▸ Short task
Return each line of the listing below, unchanged, and omit the images.
BEGIN
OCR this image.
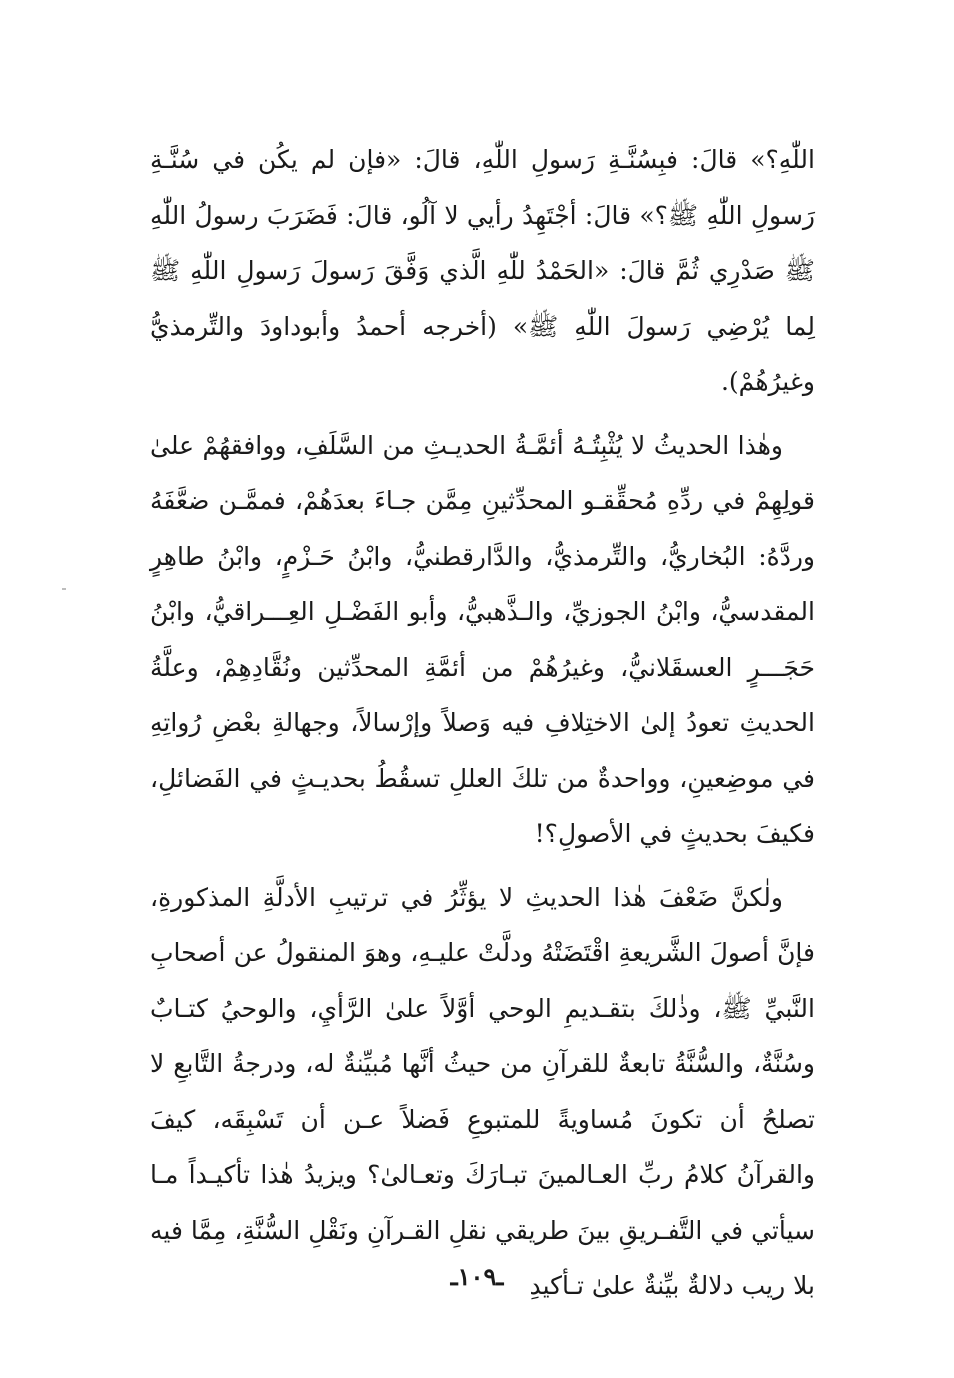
اللّٰهِ؟» قالَ: فبِسُنَّـةِ رَسولِ اللّٰهِ، قالَ: «فإن لم يكُن في سُنَّـةِ رَسولِ اللّٰهِ ﷺ؟» قالَ: أجْتَهِدُ رأيي لا آلُو، قالَ: فَضَرَبَ رسولُ اللّٰهِ ﷺ صَدْرِي ثُمَّ قالَ: «الحَمْدُ للّٰهِ الَّذي وَفَّقَ رَسولَ رَسولِ اللّٰهِ ﷺ لِما يُرْضِي رَسولَ اللّٰهِ ﷺ» (أخرجه أحمدُ وأبوداودَ والتِّرمذيُّ وغيرُهُمْ).

وهٰذا الحديثُ لا يُثْبِتُـهُ أئمَّـةُ الحديـثِ من السَّلَفِ، ووافقهُمْ علىٰ قولِهِمْ في ردِّهِ مُحقِّقـو المحدِّثينِ مِمَّن جـاءَ بعدَهُمْ، فممَّـن ضعَّفَهُ وردَّهُ: البُخاريُّ، والتِّرمذيُّ، والدَّارقطنيُّ، وابْنُ حَـزْمٍ، وابْنُ طاهِرٍ المقدسيُّ، وابْنُ الجوزيِّ، والـذَّهبيُّ، وأبو الفَضْـلِ العِـــراقيُّ، وابْنُ حَجَـــرٍ العسقَلانيُّ، وغيرُهُمْ من أئمَّةِ المحدِّثين ونُقَّادِهِمْ، وعلَّةُ الحديثِ تعودُ إلىٰ الاختِلافِ فيه وَصلاً وإرْسالاً، وجهالةِ بعْضِ رُواتِهِ في موضِعينِ، وواحدةٌ من تلكَ العللِ تسقُطُ بحديـثٍ في الفَضائلِ، فكيفَ بحديثٍ في الأصولِ؟!

ولٰكنَّ ضَعْفَ هٰذا الحديثِ لا يؤثِّرُ في ترتيبِ الأدلَّةِ المذكورةِ، فإنَّ أصولَ الشَّريعةِ اقْتَضَتْهُ ودلَّتْ عليـهِ، وهوَ المنقولُ عن أصحابِ النَّبيِّ ﷺ، وذٰلكَ بتقـديمِ الوحي أوَّلاً علىٰ الرَّأيِ، والوحيُ كتـابٌ وسُنَّةٌ، والسُّنَّةُ تابعةٌ للقرآنِ من حيثُ أنَّها مُبيِّنةٌ له، ودرجةُ التَّابعِ لا تصلحُ أن تكونَ مُساويةً للمتبوعِ فَضلاً عـن أن تَسْبِقَه، كيفَ والقرآنُ كلامُ ربِّ العـالمينَ تبـارَكَ وتعـالىٰ؟ ويزيدُ هٰذا تأكيـداً مـا سيأتي في التَّفـريقِ بينَ طريقي نقلِ القـرآنِ ونَقْلِ السُّنَّةِ، مِمَّا فيه بلا ريب دلالةٌ بيِّنةٌ علىٰ تـأكيدِ

ـ١٠٩ـ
END
▸ Reply to the task
OCR this image.
اللّٰهِ؟» قالَ: فبِسُنَّـةِ رَسولِ اللّٰهِ، قالَ: «فإن لم يكُن في سُنَّـةِ رَسولِ اللّٰهِ ﷺ؟» قالَ: أجْتَهِدُ رأيي لا آلُو، قالَ: فَضَرَبَ رسولُ اللّٰهِ ﷺ صَدْرِي ثُمَّ قالَ: «الحَمْدُ للّٰهِ الَّذي وَفَّقَ رَسولَ رَسولِ اللّٰهِ ﷺ لِما يُرْضِي رَسولَ اللّٰهِ ﷺ» (أخرجه أحمدُ وأبوداودَ والتِّرمذيُّ وغيرُهُمْ).

وهٰذا الحديثُ لا يُثْبِتُـهُ أئمَّـةُ الحديـثِ من السَّلَفِ، ووافقهُمْ علىٰ قولِهِمْ في ردِّهِ مُحقِّقـو المحدِّثينِ مِمَّن جـاءَ بعدَهُمْ، فممَّـن ضعَّفَهُ وردَّهُ: البُخاريُّ، والتِّرمذيُّ، والدَّارقطنيُّ، وابْنُ حَـزْمٍ، وابْنُ طاهِرٍ المقدسيُّ، وابْنُ الجوزيِّ، والـذَّهبيُّ، وأبو الفَضْـلِ العِـــراقيُّ، وابْنُ حَجَـــرٍ العسقَلانيُّ، وغيرُهُمْ من أئمَّةِ المحدِّثين ونُقَّادِهِمْ، وعلَّةُ الحديثِ تعودُ إلىٰ الاختِلافِ فيه وَصلاً وإرْسالاً، وجهالةِ بعْضِ رُواتِهِ في موضِعينِ، وواحدةٌ من تلكَ العللِ تسقُطُ بحديـثٍ في الفَضائلِ، فكيفَ بحديثٍ في الأصولِ؟!

ولٰكنَّ ضَعْفَ هٰذا الحديثِ لا يؤثِّرُ في ترتيبِ الأدلَّةِ المذكورةِ، فإنَّ أصولَ الشَّريعةِ اقْتَضَتْهُ ودلَّتْ عليـهِ، وهوَ المنقولُ عن أصحابِ النَّبيِّ ﷺ، وذٰلكَ بتقـديمِ الوحي أوَّلاً علىٰ الرَّأيِ، والوحيُ كتـابٌ وسُنَّةٌ، والسُّنَّةُ تابعةٌ للقرآنِ من حيثُ أنَّها مُبيِّنةٌ له، ودرجةُ التَّابعِ لا تصلحُ أن تكونَ مُساويةً للمتبوعِ فَضلاً عـن أن تَسْبِقَه، كيفَ والقرآنُ كلامُ ربِّ العـالمينَ تبـارَكَ وتعـالىٰ؟ ويزيدُ هٰذا تأكيـداً مـا سيأتي في التَّفـريقِ بينَ طريقي نقلِ القـرآنِ ونَقْلِ السُّنَّةِ، مِمَّا فيه بلا ريب دلالةٌ بيِّنةٌ علىٰ تـأكيدِ

ـ١٠٩ـ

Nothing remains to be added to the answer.